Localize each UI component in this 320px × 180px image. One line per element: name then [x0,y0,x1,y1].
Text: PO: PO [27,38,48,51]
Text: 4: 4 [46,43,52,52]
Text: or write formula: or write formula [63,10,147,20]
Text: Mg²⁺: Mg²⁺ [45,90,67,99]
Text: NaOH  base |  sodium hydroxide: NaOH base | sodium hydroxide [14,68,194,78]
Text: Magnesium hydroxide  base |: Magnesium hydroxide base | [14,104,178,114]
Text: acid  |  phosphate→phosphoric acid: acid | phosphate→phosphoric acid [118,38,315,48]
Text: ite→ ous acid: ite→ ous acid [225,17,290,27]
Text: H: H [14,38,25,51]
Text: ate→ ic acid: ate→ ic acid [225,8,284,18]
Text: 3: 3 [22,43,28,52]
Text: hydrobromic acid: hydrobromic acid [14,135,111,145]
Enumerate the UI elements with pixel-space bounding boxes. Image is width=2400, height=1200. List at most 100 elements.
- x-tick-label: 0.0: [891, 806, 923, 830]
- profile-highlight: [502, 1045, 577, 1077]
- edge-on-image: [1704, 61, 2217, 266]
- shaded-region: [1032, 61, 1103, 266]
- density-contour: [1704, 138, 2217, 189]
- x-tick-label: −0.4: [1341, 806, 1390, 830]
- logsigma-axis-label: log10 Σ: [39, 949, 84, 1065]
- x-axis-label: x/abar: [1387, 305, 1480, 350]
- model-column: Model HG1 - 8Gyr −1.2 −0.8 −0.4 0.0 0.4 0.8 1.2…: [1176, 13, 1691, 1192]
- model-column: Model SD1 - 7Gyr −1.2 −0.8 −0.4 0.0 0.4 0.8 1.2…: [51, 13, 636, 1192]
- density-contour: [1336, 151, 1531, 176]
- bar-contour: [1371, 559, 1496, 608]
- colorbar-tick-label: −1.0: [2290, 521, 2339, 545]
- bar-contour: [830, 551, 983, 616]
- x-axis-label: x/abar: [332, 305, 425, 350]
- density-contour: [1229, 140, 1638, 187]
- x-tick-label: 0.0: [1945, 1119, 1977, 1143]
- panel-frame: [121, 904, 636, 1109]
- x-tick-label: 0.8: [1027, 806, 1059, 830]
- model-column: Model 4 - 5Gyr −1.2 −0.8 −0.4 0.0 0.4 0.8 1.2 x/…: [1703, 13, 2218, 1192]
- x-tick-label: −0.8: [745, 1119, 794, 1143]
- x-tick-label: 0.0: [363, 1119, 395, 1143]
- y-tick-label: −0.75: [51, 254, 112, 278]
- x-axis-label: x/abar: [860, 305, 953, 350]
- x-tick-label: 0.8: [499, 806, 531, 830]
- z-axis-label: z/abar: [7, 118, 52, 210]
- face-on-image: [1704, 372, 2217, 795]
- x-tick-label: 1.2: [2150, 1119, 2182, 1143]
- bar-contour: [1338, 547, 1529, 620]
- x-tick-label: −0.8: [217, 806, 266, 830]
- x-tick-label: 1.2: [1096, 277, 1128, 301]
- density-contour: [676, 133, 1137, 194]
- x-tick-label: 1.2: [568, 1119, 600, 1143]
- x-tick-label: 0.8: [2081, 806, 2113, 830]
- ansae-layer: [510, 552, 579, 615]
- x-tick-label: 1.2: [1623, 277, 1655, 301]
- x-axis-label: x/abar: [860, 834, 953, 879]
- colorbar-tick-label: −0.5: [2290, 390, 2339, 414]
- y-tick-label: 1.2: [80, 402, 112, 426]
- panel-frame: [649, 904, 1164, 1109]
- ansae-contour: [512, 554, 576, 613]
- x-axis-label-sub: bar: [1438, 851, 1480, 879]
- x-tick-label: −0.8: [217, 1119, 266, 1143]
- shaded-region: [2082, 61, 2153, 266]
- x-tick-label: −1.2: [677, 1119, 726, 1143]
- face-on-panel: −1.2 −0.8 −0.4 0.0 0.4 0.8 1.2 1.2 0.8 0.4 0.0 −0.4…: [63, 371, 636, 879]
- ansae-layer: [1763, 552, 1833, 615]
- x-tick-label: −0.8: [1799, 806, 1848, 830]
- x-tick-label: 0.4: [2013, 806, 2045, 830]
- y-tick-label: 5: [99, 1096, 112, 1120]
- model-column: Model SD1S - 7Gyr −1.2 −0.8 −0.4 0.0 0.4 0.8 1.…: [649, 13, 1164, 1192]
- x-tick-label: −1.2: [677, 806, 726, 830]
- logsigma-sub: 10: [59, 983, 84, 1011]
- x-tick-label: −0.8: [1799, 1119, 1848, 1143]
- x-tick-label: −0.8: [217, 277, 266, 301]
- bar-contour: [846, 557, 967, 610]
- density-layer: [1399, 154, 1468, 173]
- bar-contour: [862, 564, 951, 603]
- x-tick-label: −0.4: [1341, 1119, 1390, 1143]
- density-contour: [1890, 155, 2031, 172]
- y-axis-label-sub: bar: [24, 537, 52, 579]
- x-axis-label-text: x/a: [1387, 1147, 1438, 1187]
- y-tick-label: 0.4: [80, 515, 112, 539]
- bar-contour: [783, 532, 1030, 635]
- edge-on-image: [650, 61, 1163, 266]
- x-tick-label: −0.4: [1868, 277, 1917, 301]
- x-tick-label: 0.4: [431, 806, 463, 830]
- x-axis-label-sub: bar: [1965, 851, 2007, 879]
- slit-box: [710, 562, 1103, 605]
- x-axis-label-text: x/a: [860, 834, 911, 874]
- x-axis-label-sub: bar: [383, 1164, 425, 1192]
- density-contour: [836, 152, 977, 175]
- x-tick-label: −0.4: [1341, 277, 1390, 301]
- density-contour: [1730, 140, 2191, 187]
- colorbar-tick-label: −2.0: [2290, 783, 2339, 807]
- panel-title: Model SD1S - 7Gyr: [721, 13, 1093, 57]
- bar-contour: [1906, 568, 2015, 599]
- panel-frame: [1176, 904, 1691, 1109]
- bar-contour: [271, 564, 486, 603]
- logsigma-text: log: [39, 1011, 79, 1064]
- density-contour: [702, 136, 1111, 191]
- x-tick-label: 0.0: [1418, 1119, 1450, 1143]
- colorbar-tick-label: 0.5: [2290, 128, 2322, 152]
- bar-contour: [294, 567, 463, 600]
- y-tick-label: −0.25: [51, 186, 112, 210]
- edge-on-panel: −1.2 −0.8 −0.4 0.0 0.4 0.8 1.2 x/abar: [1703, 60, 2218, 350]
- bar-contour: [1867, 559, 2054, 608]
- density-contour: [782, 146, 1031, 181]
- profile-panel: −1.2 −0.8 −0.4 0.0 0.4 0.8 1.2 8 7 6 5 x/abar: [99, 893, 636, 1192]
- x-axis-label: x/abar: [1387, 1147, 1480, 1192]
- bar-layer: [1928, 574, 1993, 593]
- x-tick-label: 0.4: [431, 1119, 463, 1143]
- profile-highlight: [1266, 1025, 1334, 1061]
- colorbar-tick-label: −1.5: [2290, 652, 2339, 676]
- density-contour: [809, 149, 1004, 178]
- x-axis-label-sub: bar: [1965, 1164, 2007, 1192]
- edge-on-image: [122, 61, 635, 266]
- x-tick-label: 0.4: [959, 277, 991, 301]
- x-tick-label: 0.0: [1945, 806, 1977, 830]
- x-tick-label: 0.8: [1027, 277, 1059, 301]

________

What to work on:
Rewrite every line of the listing above as a numbered list, skipping any blank lines.

Reply:
1. Localize each UI component in this 320px × 180px image. One line per element: name then [x0,y0,x1,y1].
2. Text: PO: PO [27,38,48,51]
3. Text: 4: 4 [46,43,52,52]
4. Text: or write formula: or write formula [63,10,147,20]
5. Text: Mg²⁺: Mg²⁺ [45,90,67,99]
6. Text: NaOH  base |  sodium hydroxide: NaOH base | sodium hydroxide [14,68,194,78]
7. Text: Magnesium hydroxide  base |: Magnesium hydroxide base | [14,104,178,114]
8. Text: acid  |  phosphate→phosphoric acid: acid | phosphate→phosphoric acid [118,38,315,48]
9. Text: ite→ ous acid: ite→ ous acid [225,17,290,27]
10. Text: H: H [14,38,25,51]
11. Text: ate→ ic acid: ate→ ic acid [225,8,284,18]
12. Text: 3: 3 [22,43,28,52]
13. Text: hydrobromic acid: hydrobromic acid [14,135,111,145]
14. Enumerate the UI elements with pixel-space bounding boxes. Image is width=2400, height=1200. List at most 100 elements.
15. - x-tick-label: 0.0: [891, 806, 923, 830]
16. - profile-highlight: [502, 1045, 577, 1077]
17. - edge-on-image: [1704, 61, 2217, 266]
18. - shaded-region: [1032, 61, 1103, 266]
19. - density-contour: [1704, 138, 2217, 189]
20. - x-tick-label: −0.4: [1341, 806, 1390, 830]
21. - logsigma-axis-label: log10 Σ: [39, 949, 84, 1065]
22. - x-axis-label: x/abar: [1387, 305, 1480, 350]
23. - model-column: Model HG1 - 8Gyr −1.2 −0.8 −0.4 0.0 0.4 0.8 1.2…: [1176, 13, 1691, 1192]
24. - model-column: Model SD1 - 7Gyr −1.2 −0.8 −0.4 0.0 0.4 0.8 1.2…: [51, 13, 636, 1192]
25. - density-contour: [1336, 151, 1531, 176]
26. - bar-contour: [1371, 559, 1496, 608]
27. - colorbar-tick-label: −1.0: [2290, 521, 2339, 545]
28. - bar-contour: [830, 551, 983, 616]
29. - x-axis-label: x/abar: [332, 305, 425, 350]
30. - density-contour: [1229, 140, 1638, 187]
31. - x-tick-label: 0.0: [1945, 1119, 1977, 1143]
32. - panel-frame: [121, 904, 636, 1109]
33. - x-tick-label: 0.8: [1027, 806, 1059, 830]
34. - model-column: Model 4 - 5Gyr −1.2 −0.8 −0.4 0.0 0.4 0.8 1.2 x/…: [1703, 13, 2218, 1192]
35. - x-tick-label: −0.8: [745, 1119, 794, 1143]
36. - x-tick-label: 0.0: [363, 1119, 395, 1143]
37. - y-tick-label: −0.75: [51, 254, 112, 278]
38. - x-axis-label: x/abar: [860, 305, 953, 350]
39. - x-tick-label: 0.8: [499, 806, 531, 830]
40. - z-axis-label: z/abar: [7, 118, 52, 210]
41. - face-on-image: [1704, 372, 2217, 795]
42. - x-tick-label: 1.2: [2150, 1119, 2182, 1143]
43. - bar-contour: [1338, 547, 1529, 620]
44. - x-tick-label: −0.8: [217, 806, 266, 830]
45. - x-tick-label: 1.2: [1096, 277, 1128, 301]
46. - density-contour: [676, 133, 1137, 194]
47. - x-tick-label: 1.2: [568, 1119, 600, 1143]
48. - x-tick-label: 0.8: [2081, 806, 2113, 830]
49. - ansae-layer: [510, 552, 579, 615]
50. - x-tick-label: 1.2: [1623, 277, 1655, 301]
51. - x-axis-label: x/abar: [860, 834, 953, 879]
52. - colorbar-tick-label: −0.5: [2290, 390, 2339, 414]
53. - y-tick-label: 1.2: [80, 402, 112, 426]
54. - panel-frame: [649, 904, 1164, 1109]
55. - ansae-contour: [512, 554, 576, 613]
56. - x-axis-label-sub: bar: [1438, 851, 1480, 879]
57. - x-tick-label: −0.8: [217, 1119, 266, 1143]
58. - shaded-region: [2082, 61, 2153, 266]
59. - x-tick-label: −1.2: [677, 1119, 726, 1143]
60. - face-on-panel: −1.2 −0.8 −0.4 0.0 0.4 0.8 1.2 1.2 0.8 0.4 0.0 −0.4…: [63, 371, 636, 879]
61. - ansae-layer: [1763, 552, 1833, 615]
62. - x-tick-label: −0.8: [1799, 806, 1848, 830]
63. - x-tick-label: 0.4: [2013, 806, 2045, 830]
64. - y-tick-label: 5: [99, 1096, 112, 1120]
65. - model-column: Model SD1S - 7Gyr −1.2 −0.8 −0.4 0.0 0.4 0.8 1.…: [649, 13, 1164, 1192]
66. - x-tick-label: −1.2: [677, 806, 726, 830]
67. - logsigma-sub: 10: [59, 983, 84, 1011]
68. - x-tick-label: −0.8: [1799, 1119, 1848, 1143]
69. - x-tick-label: −0.8: [217, 277, 266, 301]
70. - bar-contour: [846, 557, 967, 610]
71. - density-layer: [1399, 154, 1468, 173]
72. - bar-contour: [862, 564, 951, 603]
73. - x-tick-label: −0.4: [1341, 1119, 1390, 1143]
74. - density-contour: [1890, 155, 2031, 172]
75. - y-axis-label-sub: bar: [24, 537, 52, 579]
76. - x-axis-label-text: x/a: [1387, 1147, 1438, 1187]
77. - y-tick-label: 0.4: [80, 515, 112, 539]
78. - bar-contour: [783, 532, 1030, 635]
79. - edge-on-image: [650, 61, 1163, 266]
80. - x-tick-label: −0.4: [1868, 277, 1917, 301]
81. - x-tick-label: 0.4: [431, 806, 463, 830]
82. - x-axis-label-sub: bar: [1965, 851, 2007, 879]
83. - slit-box: [710, 562, 1103, 605]
84. - x-axis-label-text: x/a: [860, 834, 911, 874]
85. - x-axis-label-sub: bar: [383, 1164, 425, 1192]
86. - density-contour: [836, 152, 977, 175]
87. - x-tick-label: −0.4: [1341, 277, 1390, 301]
88. - density-contour: [1730, 140, 2191, 187]
89. - colorbar-tick-label: −2.0: [2290, 783, 2339, 807]
90. - panel-title: Model SD1S - 7Gyr: [721, 13, 1093, 57]
91. - bar-contour: [1906, 568, 2015, 599]
92. - panel-frame: [1176, 904, 1691, 1109]
93. - bar-contour: [271, 564, 486, 603]
94. - logsigma-text: log: [39, 1011, 79, 1064]
95. - density-contour: [702, 136, 1111, 191]
96. - x-tick-label: 0.0: [1418, 1119, 1450, 1143]
97. - colorbar-tick-label: 0.5: [2290, 128, 2322, 152]
98. - bar-contour: [294, 567, 463, 600]
99. - y-tick-label: −0.25: [51, 186, 112, 210]
100. - edge-on-panel: −1.2 −0.8 −0.4 0.0 0.4 0.8 1.2 x/abar: [1703, 60, 2218, 350]
101. - bar-contour: [1867, 559, 2054, 608]
102. - density-contour: [782, 146, 1031, 181]
103. - profile-panel: −1.2 −0.8 −0.4 0.0 0.4 0.8 1.2 8 7 6 5 x/abar: [99, 893, 636, 1192]
104. - x-axis-label: x/abar: [1387, 1147, 1480, 1192]
105. - bar-layer: [1928, 574, 1993, 593]
106. - x-tick-label: 0.4: [431, 1119, 463, 1143]
107. - profile-highlight: [1266, 1025, 1334, 1061]
108. - colorbar-tick-label: −1.5: [2290, 652, 2339, 676]
109. - density-contour: [809, 149, 1004, 178]
110. - x-axis-label-sub: bar: [1965, 1164, 2007, 1192]
111. - edge-on-image: [122, 61, 635, 266]
112. - x-tick-label: 0.4: [959, 277, 991, 301]
113. - x-tick-label: 0.0: [1945, 806, 1977, 830]
114. - x-tick-label: 0.8: [1027, 277, 1059, 301]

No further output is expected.